Given exercise
Search the data below for the string "name". Extract every line that contains it.

Available data

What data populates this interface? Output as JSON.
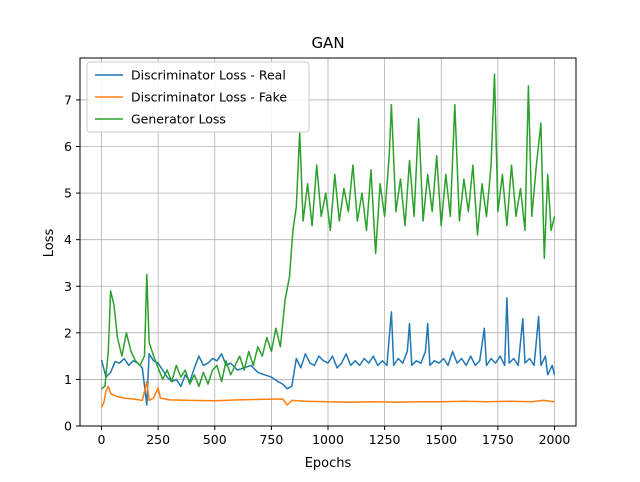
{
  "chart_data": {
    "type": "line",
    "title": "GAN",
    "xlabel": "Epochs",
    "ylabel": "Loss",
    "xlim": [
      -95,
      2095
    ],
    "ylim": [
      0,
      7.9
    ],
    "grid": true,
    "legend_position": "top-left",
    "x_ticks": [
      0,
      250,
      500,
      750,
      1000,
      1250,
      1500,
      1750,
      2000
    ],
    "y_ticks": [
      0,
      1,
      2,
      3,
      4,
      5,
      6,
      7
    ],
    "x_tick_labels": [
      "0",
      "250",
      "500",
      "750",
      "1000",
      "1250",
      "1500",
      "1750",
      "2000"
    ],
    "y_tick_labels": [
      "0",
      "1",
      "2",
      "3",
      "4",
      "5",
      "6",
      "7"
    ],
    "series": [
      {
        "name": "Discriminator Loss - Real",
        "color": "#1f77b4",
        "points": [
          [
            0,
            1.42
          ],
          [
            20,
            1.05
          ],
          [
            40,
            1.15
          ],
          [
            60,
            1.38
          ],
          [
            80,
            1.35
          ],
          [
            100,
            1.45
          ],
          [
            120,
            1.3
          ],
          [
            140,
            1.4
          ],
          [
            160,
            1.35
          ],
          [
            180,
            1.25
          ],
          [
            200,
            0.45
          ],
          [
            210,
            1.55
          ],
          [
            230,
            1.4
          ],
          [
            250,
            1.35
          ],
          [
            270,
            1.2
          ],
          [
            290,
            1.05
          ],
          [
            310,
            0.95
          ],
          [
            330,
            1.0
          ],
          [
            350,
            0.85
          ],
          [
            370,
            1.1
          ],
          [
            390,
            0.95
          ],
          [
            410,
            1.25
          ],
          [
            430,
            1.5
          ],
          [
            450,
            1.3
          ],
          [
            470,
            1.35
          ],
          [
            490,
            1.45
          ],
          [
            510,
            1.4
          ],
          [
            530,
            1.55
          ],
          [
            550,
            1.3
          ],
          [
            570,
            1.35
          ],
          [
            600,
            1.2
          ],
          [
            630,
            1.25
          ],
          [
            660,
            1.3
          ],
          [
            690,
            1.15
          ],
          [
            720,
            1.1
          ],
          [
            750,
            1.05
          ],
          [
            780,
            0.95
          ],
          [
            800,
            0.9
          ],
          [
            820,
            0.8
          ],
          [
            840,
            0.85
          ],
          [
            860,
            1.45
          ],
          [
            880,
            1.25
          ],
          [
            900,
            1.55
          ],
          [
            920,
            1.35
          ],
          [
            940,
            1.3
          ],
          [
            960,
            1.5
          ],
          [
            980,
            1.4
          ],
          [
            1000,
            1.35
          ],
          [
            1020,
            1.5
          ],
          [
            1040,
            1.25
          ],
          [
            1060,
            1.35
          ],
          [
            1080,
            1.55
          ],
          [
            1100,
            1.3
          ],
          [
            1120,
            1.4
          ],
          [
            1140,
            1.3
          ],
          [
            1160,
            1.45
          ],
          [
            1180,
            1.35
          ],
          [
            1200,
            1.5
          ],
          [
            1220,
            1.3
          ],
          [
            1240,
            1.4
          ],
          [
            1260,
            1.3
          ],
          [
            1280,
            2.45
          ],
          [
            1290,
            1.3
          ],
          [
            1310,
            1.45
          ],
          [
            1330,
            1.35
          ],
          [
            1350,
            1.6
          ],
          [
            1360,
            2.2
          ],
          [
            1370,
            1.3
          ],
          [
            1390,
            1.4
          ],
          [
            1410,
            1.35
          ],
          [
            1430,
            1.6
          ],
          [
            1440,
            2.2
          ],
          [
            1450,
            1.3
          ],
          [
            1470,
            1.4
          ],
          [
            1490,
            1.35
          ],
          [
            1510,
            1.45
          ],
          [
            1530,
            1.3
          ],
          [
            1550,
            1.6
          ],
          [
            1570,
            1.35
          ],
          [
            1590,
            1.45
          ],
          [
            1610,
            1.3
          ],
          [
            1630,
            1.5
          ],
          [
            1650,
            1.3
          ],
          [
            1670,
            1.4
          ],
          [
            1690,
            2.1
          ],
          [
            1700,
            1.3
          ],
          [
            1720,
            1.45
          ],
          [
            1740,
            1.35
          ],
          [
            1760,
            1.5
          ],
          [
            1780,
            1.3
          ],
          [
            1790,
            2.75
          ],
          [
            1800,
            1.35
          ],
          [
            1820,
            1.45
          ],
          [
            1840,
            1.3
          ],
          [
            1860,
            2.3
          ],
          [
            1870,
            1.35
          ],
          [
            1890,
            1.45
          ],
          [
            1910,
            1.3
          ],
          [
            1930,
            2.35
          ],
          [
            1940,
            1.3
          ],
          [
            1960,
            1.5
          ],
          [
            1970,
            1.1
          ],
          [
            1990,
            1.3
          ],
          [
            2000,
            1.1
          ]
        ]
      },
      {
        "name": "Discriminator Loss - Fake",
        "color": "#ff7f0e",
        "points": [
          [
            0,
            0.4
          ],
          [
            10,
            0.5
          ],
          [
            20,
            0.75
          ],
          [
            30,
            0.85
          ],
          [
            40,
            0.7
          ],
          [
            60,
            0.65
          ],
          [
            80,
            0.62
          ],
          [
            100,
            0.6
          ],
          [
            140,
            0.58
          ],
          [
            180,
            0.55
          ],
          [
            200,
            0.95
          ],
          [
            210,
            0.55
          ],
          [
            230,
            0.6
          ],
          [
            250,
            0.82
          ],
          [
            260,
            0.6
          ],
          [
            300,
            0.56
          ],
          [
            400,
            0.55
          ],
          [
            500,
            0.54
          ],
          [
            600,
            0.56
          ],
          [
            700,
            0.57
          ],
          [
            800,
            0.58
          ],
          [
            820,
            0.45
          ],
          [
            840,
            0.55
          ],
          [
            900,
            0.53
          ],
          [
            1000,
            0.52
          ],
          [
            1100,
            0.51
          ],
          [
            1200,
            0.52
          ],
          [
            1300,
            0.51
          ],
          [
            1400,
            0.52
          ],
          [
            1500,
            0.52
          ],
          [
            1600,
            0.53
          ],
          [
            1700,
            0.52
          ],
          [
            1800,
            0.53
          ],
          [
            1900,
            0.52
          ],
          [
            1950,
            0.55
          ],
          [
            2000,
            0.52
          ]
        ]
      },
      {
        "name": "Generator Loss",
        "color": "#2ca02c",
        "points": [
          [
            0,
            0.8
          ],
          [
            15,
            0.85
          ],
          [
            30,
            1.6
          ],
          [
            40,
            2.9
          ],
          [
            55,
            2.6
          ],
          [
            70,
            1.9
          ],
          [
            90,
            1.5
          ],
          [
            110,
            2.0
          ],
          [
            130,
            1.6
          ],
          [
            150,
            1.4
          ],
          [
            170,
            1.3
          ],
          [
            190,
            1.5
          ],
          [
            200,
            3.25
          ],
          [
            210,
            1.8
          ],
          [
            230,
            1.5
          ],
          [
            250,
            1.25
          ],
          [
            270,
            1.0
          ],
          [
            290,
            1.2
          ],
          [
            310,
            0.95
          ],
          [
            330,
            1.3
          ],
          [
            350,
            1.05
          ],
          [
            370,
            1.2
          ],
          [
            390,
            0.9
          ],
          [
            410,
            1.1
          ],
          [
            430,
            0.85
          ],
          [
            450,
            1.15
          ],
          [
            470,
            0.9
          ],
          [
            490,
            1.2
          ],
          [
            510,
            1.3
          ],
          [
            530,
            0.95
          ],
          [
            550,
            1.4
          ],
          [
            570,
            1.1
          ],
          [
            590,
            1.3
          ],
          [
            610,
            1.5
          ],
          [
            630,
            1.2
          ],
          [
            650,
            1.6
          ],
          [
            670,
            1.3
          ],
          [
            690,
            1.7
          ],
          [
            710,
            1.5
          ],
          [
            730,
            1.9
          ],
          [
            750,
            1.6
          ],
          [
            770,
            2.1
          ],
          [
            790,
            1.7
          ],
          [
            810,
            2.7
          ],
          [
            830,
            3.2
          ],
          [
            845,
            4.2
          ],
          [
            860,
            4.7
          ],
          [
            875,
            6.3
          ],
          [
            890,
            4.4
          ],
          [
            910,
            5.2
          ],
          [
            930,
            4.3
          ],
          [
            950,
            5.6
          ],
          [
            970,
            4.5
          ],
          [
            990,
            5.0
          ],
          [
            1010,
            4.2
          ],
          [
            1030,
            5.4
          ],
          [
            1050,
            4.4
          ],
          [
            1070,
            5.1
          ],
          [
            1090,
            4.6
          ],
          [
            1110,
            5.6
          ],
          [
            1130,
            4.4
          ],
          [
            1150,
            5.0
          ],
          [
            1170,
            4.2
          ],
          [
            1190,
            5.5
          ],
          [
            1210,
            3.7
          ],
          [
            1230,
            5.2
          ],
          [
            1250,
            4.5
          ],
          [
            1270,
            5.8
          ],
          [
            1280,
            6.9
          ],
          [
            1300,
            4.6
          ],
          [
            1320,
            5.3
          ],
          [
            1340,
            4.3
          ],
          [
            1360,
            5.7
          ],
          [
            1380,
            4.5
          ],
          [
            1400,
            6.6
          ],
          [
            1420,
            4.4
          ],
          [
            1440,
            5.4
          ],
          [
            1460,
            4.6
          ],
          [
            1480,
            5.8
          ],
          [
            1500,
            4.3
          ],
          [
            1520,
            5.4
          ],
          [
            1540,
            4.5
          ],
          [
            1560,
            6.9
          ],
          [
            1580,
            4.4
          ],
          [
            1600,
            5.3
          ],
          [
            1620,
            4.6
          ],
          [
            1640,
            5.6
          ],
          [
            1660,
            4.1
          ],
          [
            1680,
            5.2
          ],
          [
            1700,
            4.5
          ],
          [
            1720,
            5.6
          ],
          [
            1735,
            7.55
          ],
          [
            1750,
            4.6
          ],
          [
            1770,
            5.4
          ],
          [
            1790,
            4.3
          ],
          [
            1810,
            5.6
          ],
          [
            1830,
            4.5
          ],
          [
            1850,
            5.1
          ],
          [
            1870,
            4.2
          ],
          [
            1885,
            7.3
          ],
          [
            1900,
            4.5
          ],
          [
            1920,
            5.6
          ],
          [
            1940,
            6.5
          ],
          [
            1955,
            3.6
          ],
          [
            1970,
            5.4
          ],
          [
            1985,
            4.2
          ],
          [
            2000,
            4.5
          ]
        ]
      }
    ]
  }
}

Exercise output
        "name": "Discriminator Loss - Real",
        "name": "Discriminator Loss - Fake",
        "name": "Generator Loss",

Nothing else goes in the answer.